** START SUPPLIED RECORDS **

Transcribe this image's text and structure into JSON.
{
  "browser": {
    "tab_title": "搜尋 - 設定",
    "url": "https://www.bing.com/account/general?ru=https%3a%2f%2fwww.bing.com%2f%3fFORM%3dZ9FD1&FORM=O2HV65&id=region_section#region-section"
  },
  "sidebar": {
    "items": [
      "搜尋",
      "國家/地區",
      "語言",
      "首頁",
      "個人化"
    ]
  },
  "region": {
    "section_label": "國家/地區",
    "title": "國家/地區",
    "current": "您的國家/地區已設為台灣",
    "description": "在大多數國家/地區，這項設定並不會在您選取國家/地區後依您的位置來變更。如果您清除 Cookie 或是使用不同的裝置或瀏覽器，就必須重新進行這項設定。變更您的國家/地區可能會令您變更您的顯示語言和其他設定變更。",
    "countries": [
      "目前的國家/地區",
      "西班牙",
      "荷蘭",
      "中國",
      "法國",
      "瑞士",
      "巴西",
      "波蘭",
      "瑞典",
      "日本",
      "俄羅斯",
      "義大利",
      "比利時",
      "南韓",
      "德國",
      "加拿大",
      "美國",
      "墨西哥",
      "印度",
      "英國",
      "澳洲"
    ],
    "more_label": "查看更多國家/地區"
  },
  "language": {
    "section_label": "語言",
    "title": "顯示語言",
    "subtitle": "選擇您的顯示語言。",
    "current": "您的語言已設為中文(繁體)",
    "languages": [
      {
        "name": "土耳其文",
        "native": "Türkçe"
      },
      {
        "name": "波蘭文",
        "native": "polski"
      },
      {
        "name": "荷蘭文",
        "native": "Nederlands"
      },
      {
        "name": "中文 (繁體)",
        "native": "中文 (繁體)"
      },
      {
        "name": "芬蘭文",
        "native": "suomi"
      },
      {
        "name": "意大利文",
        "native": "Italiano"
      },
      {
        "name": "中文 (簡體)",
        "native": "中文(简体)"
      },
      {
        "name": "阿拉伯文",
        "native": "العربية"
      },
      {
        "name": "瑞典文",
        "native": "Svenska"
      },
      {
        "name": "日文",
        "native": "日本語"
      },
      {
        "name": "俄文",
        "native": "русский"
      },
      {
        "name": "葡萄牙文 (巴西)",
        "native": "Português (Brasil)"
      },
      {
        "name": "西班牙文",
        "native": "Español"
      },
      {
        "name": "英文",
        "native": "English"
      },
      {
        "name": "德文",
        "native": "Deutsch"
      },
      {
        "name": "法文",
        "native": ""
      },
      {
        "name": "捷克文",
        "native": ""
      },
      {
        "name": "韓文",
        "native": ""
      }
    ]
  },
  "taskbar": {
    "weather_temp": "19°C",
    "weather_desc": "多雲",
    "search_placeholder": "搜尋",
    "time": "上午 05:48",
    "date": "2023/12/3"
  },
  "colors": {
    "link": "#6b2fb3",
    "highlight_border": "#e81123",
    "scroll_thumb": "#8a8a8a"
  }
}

** END SUPPLIED RECORDS **

Write the material out exactly, with nothing left out.

Transcribe this image's text and structure into JSON.
{
  "browser": {
    "tab_title": "搜尋 - 設定",
    "url": "https://www.bing.com/account/general?ru=https%3a%2f%2fwww.bing.com%2f%3fFORM%3dZ9FD1&FORM=O2HV65&id=region_section#region-section"
  },
  "sidebar": {
    "items": [
      "搜尋",
      "國家/地區",
      "語言",
      "首頁",
      "個人化"
    ]
  },
  "region": {
    "section_label": "國家/地區",
    "title": "國家/地區",
    "current": "您的國家/地區已設為台灣",
    "description": "在大多數國家/地區，這項設定並不會在您選取國家/地區後依您的位置來變更。如果您清除 Cookie 或是使用不同的裝置或瀏覽器，就必須重新進行這項設定。變更您的國家/地區可能會令您變更您的顯示語言和其他設定變更。",
    "countries": [
      "目前的國家/地區",
      "西班牙",
      "荷蘭",
      "中國",
      "法國",
      "瑞士",
      "巴西",
      "波蘭",
      "瑞典",
      "日本",
      "俄羅斯",
      "義大利",
      "比利時",
      "南韓",
      "德國",
      "加拿大",
      "美國",
      "墨西哥",
      "印度",
      "英國",
      "澳洲"
    ],
    "more_label": "查看更多國家/地區"
  },
  "language": {
    "section_label": "語言",
    "title": "顯示語言",
    "subtitle": "選擇您的顯示語言。",
    "current": "您的語言已設為中文(繁體)",
    "languages": [
      {
        "name": "土耳其文",
        "native": "Türkçe"
      },
      {
        "name": "波蘭文",
        "native": "polski"
      },
      {
        "name": "荷蘭文",
        "native": "Nederlands"
      },
      {
        "name": "中文 (繁體)",
        "native": "中文 (繁體)"
      },
      {
        "name": "芬蘭文",
        "native": "suomi"
      },
      {
        "name": "意大利文",
        "native": "Italiano"
      },
      {
        "name": "中文 (簡體)",
        "native": "中文(简体)"
      },
      {
        "name": "阿拉伯文",
        "native": "العربية"
      },
      {
        "name": "瑞典文",
        "native": "Svenska"
      },
      {
        "name": "日文",
        "native": "日本語"
      },
      {
        "name": "俄文",
        "native": "русский"
      },
      {
        "name": "葡萄牙文 (巴西)",
        "native": "Português (Brasil)"
      },
      {
        "name": "西班牙文",
        "native": "Español"
      },
      {
        "name": "英文",
        "native": "English"
      },
      {
        "name": "德文",
        "native": "Deutsch"
      },
      {
        "name": "法文",
        "native": ""
      },
      {
        "name": "捷克文",
        "native": ""
      },
      {
        "name": "韓文",
        "native": ""
      }
    ]
  },
  "taskbar": {
    "weather_temp": "19°C",
    "weather_desc": "多雲",
    "search_placeholder": "搜尋",
    "time": "上午 05:48",
    "date": "2023/12/3"
  },
  "colors": {
    "link": "#6b2fb3",
    "highlight_border": "#e81123",
    "scroll_thumb": "#8a8a8a"
  }
}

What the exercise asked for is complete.